- _Tâche demandée_: Écrivez la suite du récit de voyage à Louisville, Dallas et Houston, s'il vous plaît, en partant de sa dernière phrase sur l'aéroport de Houston.

- _Sélection_:
§

Les gares sont mortelles, et situées dans les lieux les plus vides des villes. Heureusement, dès que l’étape me le permettait, j’allais me balader dehors au hasard et le nez au vent, ce qui m’a permis, à Louisville, de tomber sur un concert en plein air de l’église baptiste Saint-Steven, au coin de Fourth Street et Muhammad Ali Street, à deux pas d’un palace.





Dallas, c’était un déjeuner au sous-sol de la Bank of America. Au lieu d’avoir une cantine, la banque a des food stalls ; hamburgers, repas asiatique, salades, junk food ou health food, on a le choix ! t la sécurité est top : un garde me conduit à l’escalator, un deuxième, prévenu de l’arrivée d’une routarde avec son sac à dos, m’accueille en bas, le tout avec le sourire. Il est vrai que, moi aussi, j’ai le sourire (il n’y a pas de raison que je leur fasse la gueule, ils font leur travail), et je n’ai pas le comportement classique du routard je m’en-foutiste, donc, excellent accueil.

Enfin, à Houston, soirée couchsurfing mémorable chez Becky et ses colocataires. Comme elle n’arrivait que tard, je suis allée me balader dans le centre. Quelle différence avec Detroit !  Tout en excellent état, des bus et des trams tout neufs… Je me suis fait plaisir en allant manger dans un palace ouvert dans une ancienne banque (ça, c'est mon côté bourgeois, j'adore ces moments). Là, je dois dire que l’Amérique du Nord est un plaisir : malgré mon sac à dos et le plat pas cher que j’ai pris (mais avec un verre de vin tout de même), j’ai été accueillie à bras ouverts par la maître d’hôtel, on a papoté comme de vieilles amies et le serveur était aux petits soins pour moi. Bon, là encore, je pense que ma bonne bouille ouverte et bien élevée joue pour moi…Cela compense les fois où cela me dessert :-).
Je ne sais pas pourquoi, mais j'adore les pubs dans les trams américains.




Icon hotel; mmhh, un plaisir à savourer...
Enfin, chez Becky, les amis ont défilé et cela a discuté jusque tard dans la nuit, avec entre autres un étudiant en religion qui parlait de Deleuze (jamais lu, honte à moi), Sartre et Beauvoir, Platon, puis de satanisme et sacrifices humains, tandis qu’une autre avait été Peace Corps (des volontaires américains dans l’humanitaire) durant deux ans chez les Peuls au nord du Sénégal… Enfin bref, une soirée délirante…
Du coup, le lendemain, au lieu de me balader dans Houston avant mon départ le soir, nous sommes tous allés dans un café branché à côté pour pianoter sur nos ordis.

Agora café: bois vieilli et métal, cafés de qualité et snacks "healthy", clientèle jeune avec portable de préférence Apple, le café branché par excellence. Etonnant qu''il n'y ait pas eu de hipster à l'intérieur.
Instantanné sur les murs de l'aéroport de Houston. J'ai aimé, tout simplement.

§

- _Items listés_:
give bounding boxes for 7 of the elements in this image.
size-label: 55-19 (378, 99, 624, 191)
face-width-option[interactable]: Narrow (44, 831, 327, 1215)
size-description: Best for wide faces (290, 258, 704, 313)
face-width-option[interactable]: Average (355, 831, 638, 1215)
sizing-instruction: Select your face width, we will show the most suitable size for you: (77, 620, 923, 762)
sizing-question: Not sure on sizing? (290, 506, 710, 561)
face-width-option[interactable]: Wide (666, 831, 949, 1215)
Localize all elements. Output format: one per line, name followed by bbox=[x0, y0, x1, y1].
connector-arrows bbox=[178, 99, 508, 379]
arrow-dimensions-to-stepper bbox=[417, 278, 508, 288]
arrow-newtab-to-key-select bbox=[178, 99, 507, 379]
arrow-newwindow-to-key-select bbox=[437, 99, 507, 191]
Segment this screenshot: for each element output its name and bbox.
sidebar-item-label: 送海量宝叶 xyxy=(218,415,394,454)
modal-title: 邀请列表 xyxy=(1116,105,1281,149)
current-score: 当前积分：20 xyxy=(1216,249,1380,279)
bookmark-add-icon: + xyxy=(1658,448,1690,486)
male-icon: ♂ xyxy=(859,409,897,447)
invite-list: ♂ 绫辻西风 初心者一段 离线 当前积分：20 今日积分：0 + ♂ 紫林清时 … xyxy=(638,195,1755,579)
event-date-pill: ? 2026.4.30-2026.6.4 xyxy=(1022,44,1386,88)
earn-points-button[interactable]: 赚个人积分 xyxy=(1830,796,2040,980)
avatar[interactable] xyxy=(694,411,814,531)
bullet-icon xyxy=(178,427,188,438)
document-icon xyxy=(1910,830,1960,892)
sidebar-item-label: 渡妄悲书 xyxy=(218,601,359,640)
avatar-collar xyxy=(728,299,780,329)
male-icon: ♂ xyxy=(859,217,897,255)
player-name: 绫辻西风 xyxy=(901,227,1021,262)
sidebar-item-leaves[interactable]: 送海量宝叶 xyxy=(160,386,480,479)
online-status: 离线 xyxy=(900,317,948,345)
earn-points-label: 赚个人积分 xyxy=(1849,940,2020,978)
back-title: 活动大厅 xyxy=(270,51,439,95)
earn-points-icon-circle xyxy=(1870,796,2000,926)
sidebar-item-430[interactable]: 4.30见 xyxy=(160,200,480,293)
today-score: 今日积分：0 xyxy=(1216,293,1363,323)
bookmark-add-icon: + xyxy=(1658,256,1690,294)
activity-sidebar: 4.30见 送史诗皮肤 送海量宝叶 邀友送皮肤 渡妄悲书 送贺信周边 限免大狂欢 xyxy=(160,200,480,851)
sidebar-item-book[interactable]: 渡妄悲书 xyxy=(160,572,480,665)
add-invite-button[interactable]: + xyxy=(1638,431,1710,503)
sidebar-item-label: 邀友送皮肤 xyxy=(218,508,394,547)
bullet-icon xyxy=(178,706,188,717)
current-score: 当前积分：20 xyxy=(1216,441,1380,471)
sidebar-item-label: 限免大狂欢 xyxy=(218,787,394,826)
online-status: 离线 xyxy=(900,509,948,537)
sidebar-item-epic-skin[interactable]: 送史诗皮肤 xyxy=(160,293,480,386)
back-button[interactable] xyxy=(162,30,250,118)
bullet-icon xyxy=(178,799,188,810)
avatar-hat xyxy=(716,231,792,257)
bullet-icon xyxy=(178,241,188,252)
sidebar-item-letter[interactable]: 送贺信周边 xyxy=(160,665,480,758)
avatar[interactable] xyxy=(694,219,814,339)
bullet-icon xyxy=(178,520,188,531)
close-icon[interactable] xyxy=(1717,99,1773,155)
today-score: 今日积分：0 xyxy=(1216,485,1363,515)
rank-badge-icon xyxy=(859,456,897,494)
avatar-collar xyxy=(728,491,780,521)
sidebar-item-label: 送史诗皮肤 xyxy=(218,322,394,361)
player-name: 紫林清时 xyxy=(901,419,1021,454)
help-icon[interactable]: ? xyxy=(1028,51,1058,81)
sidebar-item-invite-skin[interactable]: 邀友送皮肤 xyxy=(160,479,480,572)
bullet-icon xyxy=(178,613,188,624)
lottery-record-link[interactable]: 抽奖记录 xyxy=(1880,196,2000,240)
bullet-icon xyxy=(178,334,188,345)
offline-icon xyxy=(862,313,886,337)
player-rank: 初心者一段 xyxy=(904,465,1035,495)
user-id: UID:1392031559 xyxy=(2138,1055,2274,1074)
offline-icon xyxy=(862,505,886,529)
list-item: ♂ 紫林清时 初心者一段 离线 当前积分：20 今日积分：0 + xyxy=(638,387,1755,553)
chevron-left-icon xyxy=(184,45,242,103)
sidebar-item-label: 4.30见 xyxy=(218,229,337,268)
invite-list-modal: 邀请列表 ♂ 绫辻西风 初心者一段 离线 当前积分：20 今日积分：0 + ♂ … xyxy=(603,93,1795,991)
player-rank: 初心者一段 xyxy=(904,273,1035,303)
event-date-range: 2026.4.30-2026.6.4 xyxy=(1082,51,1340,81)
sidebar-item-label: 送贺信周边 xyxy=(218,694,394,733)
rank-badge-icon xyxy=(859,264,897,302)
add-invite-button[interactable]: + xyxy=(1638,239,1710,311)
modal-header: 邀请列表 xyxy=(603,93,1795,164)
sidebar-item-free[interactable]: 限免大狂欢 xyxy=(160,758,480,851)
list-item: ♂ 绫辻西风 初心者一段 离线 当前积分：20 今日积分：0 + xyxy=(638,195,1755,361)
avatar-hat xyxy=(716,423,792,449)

§

- _Réponse à la tâche_:
Detroit, portraits humains...

A chaque lieu où je wwoofe,  je rencontre des gens passionnants. En fait, le monde est rempli de gens passionnants ! Cela peut sembler évident à dire, mais on l’oublie souvent… Au coin de chaque rue, il y a des rencontres merveilleuses  à faire. Alors, voici quelques portraits de mes rencontres à Detroit…

Brittney et Kieran, mes hôtes, sont du Minnesota et de l’Ohio. Ils ont fait des études, lui de littérature, elle de sciences politiques, mais ils ont vite compris que ce qu’ils aimaient, c’était l’agriculture. Après avoir wwoofé et travaillé dans des fermes partout aux USA durant quatre ans, ils sont venus à Detroit car c’était le seul endroit où ils pouvaient se permettre d’acheter une ferme, la terre étant trop chère ailleurs. Mais leur rêve est, d’ici quelques années, de pouvoir trouver une ferme dans la vraie campagne, plus au nord du Michigan.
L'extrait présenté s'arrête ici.